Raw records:
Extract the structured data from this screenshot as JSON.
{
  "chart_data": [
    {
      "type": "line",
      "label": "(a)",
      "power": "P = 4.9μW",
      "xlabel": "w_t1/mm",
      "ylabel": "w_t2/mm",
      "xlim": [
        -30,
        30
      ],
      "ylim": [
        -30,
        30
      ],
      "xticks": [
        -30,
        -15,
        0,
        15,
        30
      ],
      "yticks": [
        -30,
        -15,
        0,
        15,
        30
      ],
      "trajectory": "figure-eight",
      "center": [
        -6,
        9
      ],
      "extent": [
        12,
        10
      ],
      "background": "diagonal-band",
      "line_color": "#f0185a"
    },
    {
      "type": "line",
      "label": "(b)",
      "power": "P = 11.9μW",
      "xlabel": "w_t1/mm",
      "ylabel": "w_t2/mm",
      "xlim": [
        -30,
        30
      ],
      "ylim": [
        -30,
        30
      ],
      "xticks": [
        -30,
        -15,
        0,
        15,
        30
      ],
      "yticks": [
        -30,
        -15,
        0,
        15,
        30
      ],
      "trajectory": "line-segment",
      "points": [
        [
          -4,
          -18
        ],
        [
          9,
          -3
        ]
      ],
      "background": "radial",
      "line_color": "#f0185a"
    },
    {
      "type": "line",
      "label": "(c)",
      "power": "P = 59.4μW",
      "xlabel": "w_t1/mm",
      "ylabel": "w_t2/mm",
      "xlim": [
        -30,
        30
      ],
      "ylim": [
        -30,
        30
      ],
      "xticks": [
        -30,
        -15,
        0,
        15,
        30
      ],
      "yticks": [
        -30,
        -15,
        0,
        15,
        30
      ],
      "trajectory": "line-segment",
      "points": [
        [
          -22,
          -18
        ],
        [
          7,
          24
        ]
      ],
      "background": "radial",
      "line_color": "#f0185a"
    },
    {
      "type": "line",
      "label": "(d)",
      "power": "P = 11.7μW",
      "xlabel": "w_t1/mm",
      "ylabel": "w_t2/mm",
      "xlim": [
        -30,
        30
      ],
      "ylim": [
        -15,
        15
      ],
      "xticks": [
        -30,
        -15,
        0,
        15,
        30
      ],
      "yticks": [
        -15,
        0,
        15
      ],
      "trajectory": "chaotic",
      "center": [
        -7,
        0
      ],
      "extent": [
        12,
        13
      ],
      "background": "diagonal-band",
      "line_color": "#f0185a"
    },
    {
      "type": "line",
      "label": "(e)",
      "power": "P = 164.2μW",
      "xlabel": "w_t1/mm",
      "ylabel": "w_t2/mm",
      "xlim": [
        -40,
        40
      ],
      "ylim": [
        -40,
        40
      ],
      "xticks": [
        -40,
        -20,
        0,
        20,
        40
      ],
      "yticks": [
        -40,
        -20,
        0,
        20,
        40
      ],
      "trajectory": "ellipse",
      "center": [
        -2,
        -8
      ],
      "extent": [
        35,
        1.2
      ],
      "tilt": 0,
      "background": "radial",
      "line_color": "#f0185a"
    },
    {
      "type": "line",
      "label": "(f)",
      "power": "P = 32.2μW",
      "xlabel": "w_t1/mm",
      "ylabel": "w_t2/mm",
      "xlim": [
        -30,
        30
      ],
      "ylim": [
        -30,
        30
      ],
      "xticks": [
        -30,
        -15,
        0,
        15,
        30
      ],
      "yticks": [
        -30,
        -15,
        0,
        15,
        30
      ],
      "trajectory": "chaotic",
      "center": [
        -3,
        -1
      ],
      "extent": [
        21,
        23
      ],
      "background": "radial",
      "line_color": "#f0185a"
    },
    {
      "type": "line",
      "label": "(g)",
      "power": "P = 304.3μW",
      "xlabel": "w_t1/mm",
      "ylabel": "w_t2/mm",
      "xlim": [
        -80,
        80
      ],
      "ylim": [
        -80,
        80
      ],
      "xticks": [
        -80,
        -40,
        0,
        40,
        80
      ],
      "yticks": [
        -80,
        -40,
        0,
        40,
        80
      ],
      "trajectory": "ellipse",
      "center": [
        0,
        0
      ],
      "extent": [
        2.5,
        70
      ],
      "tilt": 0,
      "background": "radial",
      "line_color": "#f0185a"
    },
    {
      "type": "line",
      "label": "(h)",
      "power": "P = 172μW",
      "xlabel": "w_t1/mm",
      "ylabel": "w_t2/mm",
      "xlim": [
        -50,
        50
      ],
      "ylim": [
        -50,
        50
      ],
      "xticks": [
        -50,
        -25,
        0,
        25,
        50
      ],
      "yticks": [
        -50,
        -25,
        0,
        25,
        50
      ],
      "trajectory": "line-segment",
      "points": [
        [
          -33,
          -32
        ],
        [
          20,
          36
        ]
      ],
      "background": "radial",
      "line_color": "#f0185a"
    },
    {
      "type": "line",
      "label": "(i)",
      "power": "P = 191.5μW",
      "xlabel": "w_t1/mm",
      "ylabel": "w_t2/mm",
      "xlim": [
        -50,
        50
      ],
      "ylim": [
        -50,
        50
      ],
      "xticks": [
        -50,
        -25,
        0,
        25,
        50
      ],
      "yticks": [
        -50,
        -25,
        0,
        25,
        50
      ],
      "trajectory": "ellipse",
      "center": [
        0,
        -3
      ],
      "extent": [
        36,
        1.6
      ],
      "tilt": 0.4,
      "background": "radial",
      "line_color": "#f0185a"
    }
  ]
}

**Written exercise:**
From the records above, extract every entry verbatim.

**Result of this exercise:**
Extract the structured data from this screenshot as JSON.
{
  "chart_data": [
    {
      "type": "line",
      "label": "(a)",
      "power": "P = 4.9μW",
      "xlabel": "w_t1/mm",
      "ylabel": "w_t2/mm",
      "xlim": [
        -30,
        30
      ],
      "ylim": [
        -30,
        30
      ],
      "xticks": [
        -30,
        -15,
        0,
        15,
        30
      ],
      "yticks": [
        -30,
        -15,
        0,
        15,
        30
      ],
      "trajectory": "figure-eight",
      "center": [
        -6,
        9
      ],
      "extent": [
        12,
        10
      ],
      "background": "diagonal-band",
      "line_color": "#f0185a"
    },
    {
      "type": "line",
      "label": "(b)",
      "power": "P = 11.9μW",
      "xlabel": "w_t1/mm",
      "ylabel": "w_t2/mm",
      "xlim": [
        -30,
        30
      ],
      "ylim": [
        -30,
        30
      ],
      "xticks": [
        -30,
        -15,
        0,
        15,
        30
      ],
      "yticks": [
        -30,
        -15,
        0,
        15,
        30
      ],
      "trajectory": "line-segment",
      "points": [
        [
          -4,
          -18
        ],
        [
          9,
          -3
        ]
      ],
      "background": "radial",
      "line_color": "#f0185a"
    },
    {
      "type": "line",
      "label": "(c)",
      "power": "P = 59.4μW",
      "xlabel": "w_t1/mm",
      "ylabel": "w_t2/mm",
      "xlim": [
        -30,
        30
      ],
      "ylim": [
        -30,
        30
      ],
      "xticks": [
        -30,
        -15,
        0,
        15,
        30
      ],
      "yticks": [
        -30,
        -15,
        0,
        15,
        30
      ],
      "trajectory": "line-segment",
      "points": [
        [
          -22,
          -18
        ],
        [
          7,
          24
        ]
      ],
      "background": "radial",
      "line_color": "#f0185a"
    },
    {
      "type": "line",
      "label": "(d)",
      "power": "P = 11.7μW",
      "xlabel": "w_t1/mm",
      "ylabel": "w_t2/mm",
      "xlim": [
        -30,
        30
      ],
      "ylim": [
        -15,
        15
      ],
      "xticks": [
        -30,
        -15,
        0,
        15,
        30
      ],
      "yticks": [
        -15,
        0,
        15
      ],
      "trajectory": "chaotic",
      "center": [
        -7,
        0
      ],
      "extent": [
        12,
        13
      ],
      "background": "diagonal-band",
      "line_color": "#f0185a"
    },
    {
      "type": "line",
      "label": "(e)",
      "power": "P = 164.2μW",
      "xlabel": "w_t1/mm",
      "ylabel": "w_t2/mm",
      "xlim": [
        -40,
        40
      ],
      "ylim": [
        -40,
        40
      ],
      "xticks": [
        -40,
        -20,
        0,
        20,
        40
      ],
      "yticks": [
        -40,
        -20,
        0,
        20,
        40
      ],
      "trajectory": "ellipse",
      "center": [
        -2,
        -8
      ],
      "extent": [
        35,
        1.2
      ],
      "tilt": 0,
      "background": "radial",
      "line_color": "#f0185a"
    },
    {
      "type": "line",
      "label": "(f)",
      "power": "P = 32.2μW",
      "xlabel": "w_t1/mm",
      "ylabel": "w_t2/mm",
      "xlim": [
        -30,
        30
      ],
      "ylim": [
        -30,
        30
      ],
      "xticks": [
        -30,
        -15,
        0,
        15,
        30
      ],
      "yticks": [
        -30,
        -15,
        0,
        15,
        30
      ],
      "trajectory": "chaotic",
      "center": [
        -3,
        -1
      ],
      "extent": [
        21,
        23
      ],
      "background": "radial",
      "line_color": "#f0185a"
    },
    {
      "type": "line",
      "label": "(g)",
      "power": "P = 304.3μW",
      "xlabel": "w_t1/mm",
      "ylabel": "w_t2/mm",
      "xlim": [
        -80,
        80
      ],
      "ylim": [
        -80,
        80
      ],
      "xticks": [
        -80,
        -40,
        0,
        40,
        80
      ],
      "yticks": [
        -80,
        -40,
        0,
        40,
        80
      ],
      "trajectory": "ellipse",
      "center": [
        0,
        0
      ],
      "extent": [
        2.5,
        70
      ],
      "tilt": 0,
      "background": "radial",
      "line_color": "#f0185a"
    },
    {
      "type": "line",
      "label": "(h)",
      "power": "P = 172μW",
      "xlabel": "w_t1/mm",
      "ylabel": "w_t2/mm",
      "xlim": [
        -50,
        50
      ],
      "ylim": [
        -50,
        50
      ],
      "xticks": [
        -50,
        -25,
        0,
        25,
        50
      ],
      "yticks": [
        -50,
        -25,
        0,
        25,
        50
      ],
      "trajectory": "line-segment",
      "points": [
        [
          -33,
          -32
        ],
        [
          20,
          36
        ]
      ],
      "background": "radial",
      "line_color": "#f0185a"
    },
    {
      "type": "line",
      "label": "(i)",
      "power": "P = 191.5μW",
      "xlabel": "w_t1/mm",
      "ylabel": "w_t2/mm",
      "xlim": [
        -50,
        50
      ],
      "ylim": [
        -50,
        50
      ],
      "xticks": [
        -50,
        -25,
        0,
        25,
        50
      ],
      "yticks": [
        -50,
        -25,
        0,
        25,
        50
      ],
      "trajectory": "ellipse",
      "center": [
        0,
        -3
      ],
      "extent": [
        36,
        1.6
      ],
      "tilt": 0.4,
      "background": "radial",
      "line_color": "#f0185a"
    }
  ]
}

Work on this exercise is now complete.